== Given task ==
Copy out exactly the lines from the line containing "Extract all readable text from this page." to the end of the listing.

── The records ──

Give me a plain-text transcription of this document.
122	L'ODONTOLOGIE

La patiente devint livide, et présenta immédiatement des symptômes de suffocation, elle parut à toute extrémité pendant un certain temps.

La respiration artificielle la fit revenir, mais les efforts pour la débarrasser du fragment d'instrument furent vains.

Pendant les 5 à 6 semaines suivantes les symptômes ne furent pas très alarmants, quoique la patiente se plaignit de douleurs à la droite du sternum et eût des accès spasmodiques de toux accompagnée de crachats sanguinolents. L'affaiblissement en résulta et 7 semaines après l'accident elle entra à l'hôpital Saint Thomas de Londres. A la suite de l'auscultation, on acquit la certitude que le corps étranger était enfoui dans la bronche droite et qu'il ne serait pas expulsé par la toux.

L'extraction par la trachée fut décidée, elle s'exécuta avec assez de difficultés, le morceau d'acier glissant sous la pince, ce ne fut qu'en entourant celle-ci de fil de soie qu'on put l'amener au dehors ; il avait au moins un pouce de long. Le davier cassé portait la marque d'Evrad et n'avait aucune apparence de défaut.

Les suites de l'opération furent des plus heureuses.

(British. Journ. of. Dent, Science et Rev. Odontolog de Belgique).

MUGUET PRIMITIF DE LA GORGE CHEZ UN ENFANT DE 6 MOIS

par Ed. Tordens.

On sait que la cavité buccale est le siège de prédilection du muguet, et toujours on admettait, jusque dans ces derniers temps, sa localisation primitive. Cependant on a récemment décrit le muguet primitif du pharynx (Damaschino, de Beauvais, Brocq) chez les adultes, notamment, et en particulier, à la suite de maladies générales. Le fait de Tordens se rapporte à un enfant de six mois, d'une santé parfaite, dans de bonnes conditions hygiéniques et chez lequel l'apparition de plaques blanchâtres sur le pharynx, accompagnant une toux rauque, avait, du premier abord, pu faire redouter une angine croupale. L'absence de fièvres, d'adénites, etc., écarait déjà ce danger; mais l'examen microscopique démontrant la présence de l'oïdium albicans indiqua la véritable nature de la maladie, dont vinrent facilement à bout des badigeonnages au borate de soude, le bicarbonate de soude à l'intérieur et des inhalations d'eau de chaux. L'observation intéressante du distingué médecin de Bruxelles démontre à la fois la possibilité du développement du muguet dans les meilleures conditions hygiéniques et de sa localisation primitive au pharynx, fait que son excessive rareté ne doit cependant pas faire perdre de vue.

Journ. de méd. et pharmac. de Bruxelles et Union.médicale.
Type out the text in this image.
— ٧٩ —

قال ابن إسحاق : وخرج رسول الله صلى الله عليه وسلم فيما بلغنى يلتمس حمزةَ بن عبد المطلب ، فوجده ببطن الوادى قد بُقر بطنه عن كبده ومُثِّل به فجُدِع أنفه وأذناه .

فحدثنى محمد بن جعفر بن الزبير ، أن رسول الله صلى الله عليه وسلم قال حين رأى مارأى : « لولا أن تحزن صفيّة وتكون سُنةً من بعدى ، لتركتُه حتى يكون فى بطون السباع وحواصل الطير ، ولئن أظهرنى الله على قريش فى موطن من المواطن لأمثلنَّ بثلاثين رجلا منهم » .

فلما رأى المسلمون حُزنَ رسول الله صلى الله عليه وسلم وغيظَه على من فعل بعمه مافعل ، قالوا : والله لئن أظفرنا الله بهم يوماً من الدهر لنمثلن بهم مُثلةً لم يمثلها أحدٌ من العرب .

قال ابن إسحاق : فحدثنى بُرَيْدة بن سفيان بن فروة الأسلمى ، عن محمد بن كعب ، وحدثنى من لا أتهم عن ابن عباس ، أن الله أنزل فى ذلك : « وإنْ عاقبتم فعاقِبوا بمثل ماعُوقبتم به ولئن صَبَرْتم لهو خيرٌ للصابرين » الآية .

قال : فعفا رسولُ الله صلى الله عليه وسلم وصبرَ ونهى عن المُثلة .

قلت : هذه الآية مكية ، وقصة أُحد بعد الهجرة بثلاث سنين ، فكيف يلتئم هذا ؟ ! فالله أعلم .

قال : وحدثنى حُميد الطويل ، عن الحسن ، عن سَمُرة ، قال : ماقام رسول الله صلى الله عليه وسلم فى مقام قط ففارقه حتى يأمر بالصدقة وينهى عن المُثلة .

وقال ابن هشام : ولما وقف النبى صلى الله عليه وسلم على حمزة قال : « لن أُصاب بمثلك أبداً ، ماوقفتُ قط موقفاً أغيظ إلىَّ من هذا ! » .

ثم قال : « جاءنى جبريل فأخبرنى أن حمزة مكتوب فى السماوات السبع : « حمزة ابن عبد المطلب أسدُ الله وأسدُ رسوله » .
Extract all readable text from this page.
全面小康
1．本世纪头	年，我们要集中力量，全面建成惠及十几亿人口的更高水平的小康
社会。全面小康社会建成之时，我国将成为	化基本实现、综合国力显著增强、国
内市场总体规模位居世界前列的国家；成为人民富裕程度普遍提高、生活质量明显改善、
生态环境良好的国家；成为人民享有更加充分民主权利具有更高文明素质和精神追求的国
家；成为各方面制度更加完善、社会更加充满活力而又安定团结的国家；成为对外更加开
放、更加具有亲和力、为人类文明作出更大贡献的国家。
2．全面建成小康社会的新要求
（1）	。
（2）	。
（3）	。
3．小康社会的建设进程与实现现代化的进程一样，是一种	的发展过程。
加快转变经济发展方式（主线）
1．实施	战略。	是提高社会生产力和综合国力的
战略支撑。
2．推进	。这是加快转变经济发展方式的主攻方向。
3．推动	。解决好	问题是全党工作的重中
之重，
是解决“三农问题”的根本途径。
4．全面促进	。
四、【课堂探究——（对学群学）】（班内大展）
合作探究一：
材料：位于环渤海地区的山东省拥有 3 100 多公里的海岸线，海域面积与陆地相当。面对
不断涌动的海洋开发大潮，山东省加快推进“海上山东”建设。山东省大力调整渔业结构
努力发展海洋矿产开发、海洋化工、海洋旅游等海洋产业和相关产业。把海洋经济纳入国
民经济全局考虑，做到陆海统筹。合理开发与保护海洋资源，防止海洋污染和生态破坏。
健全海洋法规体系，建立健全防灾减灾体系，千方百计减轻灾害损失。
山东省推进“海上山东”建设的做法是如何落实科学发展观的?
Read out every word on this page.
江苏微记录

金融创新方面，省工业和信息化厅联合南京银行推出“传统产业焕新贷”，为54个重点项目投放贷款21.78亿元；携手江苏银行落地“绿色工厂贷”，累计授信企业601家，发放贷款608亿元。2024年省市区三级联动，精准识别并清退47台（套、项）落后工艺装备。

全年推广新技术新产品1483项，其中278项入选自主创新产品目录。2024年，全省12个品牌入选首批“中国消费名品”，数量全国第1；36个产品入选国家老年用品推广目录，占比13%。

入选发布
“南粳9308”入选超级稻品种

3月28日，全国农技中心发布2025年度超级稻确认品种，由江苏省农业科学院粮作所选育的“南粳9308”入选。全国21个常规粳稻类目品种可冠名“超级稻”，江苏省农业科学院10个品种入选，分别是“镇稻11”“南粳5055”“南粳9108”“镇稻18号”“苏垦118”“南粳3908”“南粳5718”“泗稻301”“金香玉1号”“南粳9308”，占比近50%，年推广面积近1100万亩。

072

───

== Solution for this task ==
Extract all readable text from this page.
全面小康
1．本世纪头	年，我们要集中力量，全面建成惠及十几亿人口的更高水平的小康
社会。全面小康社会建成之时，我国将成为	化基本实现、综合国力显著增强、国
内市场总体规模位居世界前列的国家；成为人民富裕程度普遍提高、生活质量明显改善、
生态环境良好的国家；成为人民享有更加充分民主权利具有更高文明素质和精神追求的国
家；成为各方面制度更加完善、社会更加充满活力而又安定团结的国家；成为对外更加开
放、更加具有亲和力、为人类文明作出更大贡献的国家。
2．全面建成小康社会的新要求
（1）	。
（2）	。
（3）	。
3．小康社会的建设进程与实现现代化的进程一样，是一种	的发展过程。
加快转变经济发展方式（主线）
1．实施	战略。	是提高社会生产力和综合国力的
战略支撑。
2．推进	。这是加快转变经济发展方式的主攻方向。
3．推动	。解决好	问题是全党工作的重中
之重，
是解决“三农问题”的根本途径。
4．全面促进	。
四、【课堂探究——（对学群学）】（班内大展）
合作探究一：
材料：位于环渤海地区的山东省拥有 3 100 多公里的海岸线，海域面积与陆地相当。面对
不断涌动的海洋开发大潮，山东省加快推进“海上山东”建设。山东省大力调整渔业结构
努力发展海洋矿产开发、海洋化工、海洋旅游等海洋产业和相关产业。把海洋经济纳入国
民经济全局考虑，做到陆海统筹。合理开发与保护海洋资源，防止海洋污染和生态破坏。
健全海洋法规体系，建立健全防灾减灾体系，千方百计减轻灾害损失。
山东省推进“海上山东”建设的做法是如何落实科学发展观的?
Read out every word on this page.
江苏微记录

金融创新方面，省工业和信息化厅联合南京银行推出“传统产业焕新贷”，为54个重点项目投放贷款21.78亿元；携手江苏银行落地“绿色工厂贷”，累计授信企业601家，发放贷款608亿元。2024年省市区三级联动，精准识别并清退47台（套、项）落后工艺装备。

全年推广新技术新产品1483项，其中278项入选自主创新产品目录。2024年，全省12个品牌入选首批“中国消费名品”，数量全国第1；36个产品入选国家老年用品推广目录，占比13%。

入选发布
“南粳9308”入选超级稻品种

3月28日，全国农技中心发布2025年度超级稻确认品种，由江苏省农业科学院粮作所选育的“南粳9308”入选。全国21个常规粳稻类目品种可冠名“超级稻”，江苏省农业科学院10个品种入选，分别是“镇稻11”“南粳5055”“南粳9108”“镇稻18号”“苏垦118”“南粳3908”“南粳5718”“泗稻301”“金香玉1号”“南粳9308”，占比近50%，年推广面积近1100万亩。

072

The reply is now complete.